Stated exercise :: Output the material below unchanged, apart from leaving out the pictures.

Record list ::

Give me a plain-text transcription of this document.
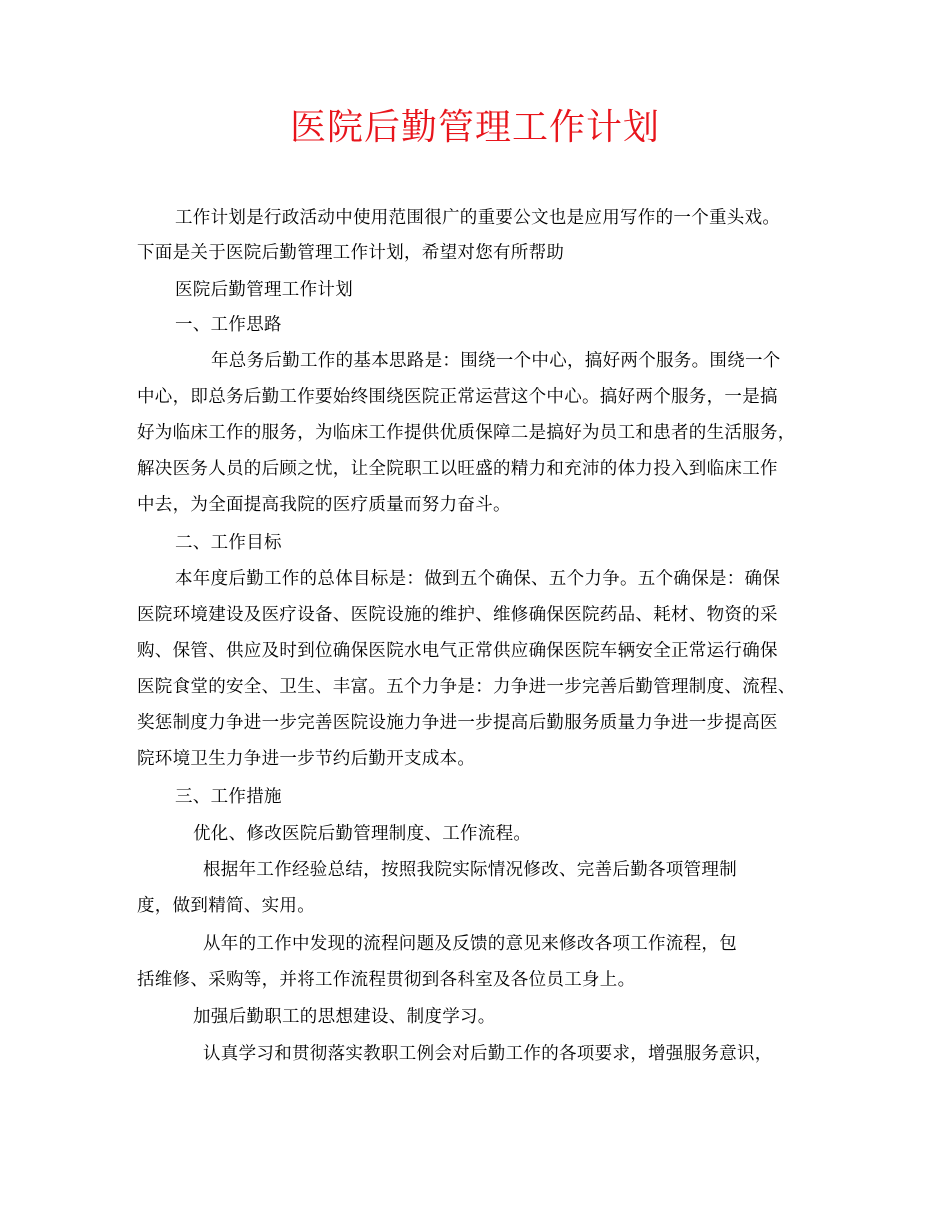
医院后勤管理工作计划
工作计划是行政活动中使用范围很广的重要公文也是应用写作的一个重头戏。
下面是关于医院后勤管理工作计划，希望对您有所帮助
医院后勤管理工作计划
一、工作思路
年总务后勤工作的基本思路是：围绕一个中心，搞好两个服务。围绕一个
中心，即总务后勤工作要始终围绕医院正常运营这个中心。搞好两个服务，一是搞
好为临床工作的服务，为临床工作提供优质保障二是搞好为员工和患者的生活服务，
解决医务人员的后顾之忧，让全院职工以旺盛的精力和充沛的体力投入到临床工作
中去，为全面提高我院的医疗质量而努力奋斗。
二、工作目标
本年度后勤工作的总体目标是：做到五个确保、五个力争。五个确保是：确保
医院环境建设及医疗设备、医院设施的维护、维修确保医院药品、耗材、物资的采
购、保管、供应及时到位确保医院水电气正常供应确保医院车辆安全正常运行确保
医院食堂的安全、卫生、丰富。五个力争是：力争进一步完善后勤管理制度、流程、
奖惩制度力争进一步完善医院设施力争进一步提高后勤服务质量力争进一步提高医
院环境卫生力争进一步节约后勤开支成本。
三、工作措施
优化、修改医院后勤管理制度、工作流程。
根据年工作经验总结，按照我院实际情况修改、完善后勤各项管理制
度，做到精简、实用。
从年的工作中发现的流程问题及反馈的意见来修改各项工作流程，包
括维修、采购等，并将工作流程贯彻到各科室及各位员工身上。
加强后勤职工的思想建设、制度学习。
认真学习和贯彻落实教职工例会对后勤工作的各项要求，增强服务意识，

In response ::
Give me a plain-text transcription of this document.
医院后勤管理工作计划
工作计划是行政活动中使用范围很广的重要公文也是应用写作的一个重头戏。
下面是关于医院后勤管理工作计划，希望对您有所帮助
医院后勤管理工作计划
一、工作思路
年总务后勤工作的基本思路是：围绕一个中心，搞好两个服务。围绕一个
中心，即总务后勤工作要始终围绕医院正常运营这个中心。搞好两个服务，一是搞
好为临床工作的服务，为临床工作提供优质保障二是搞好为员工和患者的生活服务，
解决医务人员的后顾之忧，让全院职工以旺盛的精力和充沛的体力投入到临床工作
中去，为全面提高我院的医疗质量而努力奋斗。
二、工作目标
本年度后勤工作的总体目标是：做到五个确保、五个力争。五个确保是：确保
医院环境建设及医疗设备、医院设施的维护、维修确保医院药品、耗材、物资的采
购、保管、供应及时到位确保医院水电气正常供应确保医院车辆安全正常运行确保
医院食堂的安全、卫生、丰富。五个力争是：力争进一步完善后勤管理制度、流程、
奖惩制度力争进一步完善医院设施力争进一步提高后勤服务质量力争进一步提高医
院环境卫生力争进一步节约后勤开支成本。
三、工作措施
优化、修改医院后勤管理制度、工作流程。
根据年工作经验总结，按照我院实际情况修改、完善后勤各项管理制
度，做到精简、实用。
从年的工作中发现的流程问题及反馈的意见来修改各项工作流程，包
括维修、采购等，并将工作流程贯彻到各科室及各位员工身上。
加强后勤职工的思想建设、制度学习。
认真学习和贯彻落实教职工例会对后勤工作的各项要求，增强服务意识，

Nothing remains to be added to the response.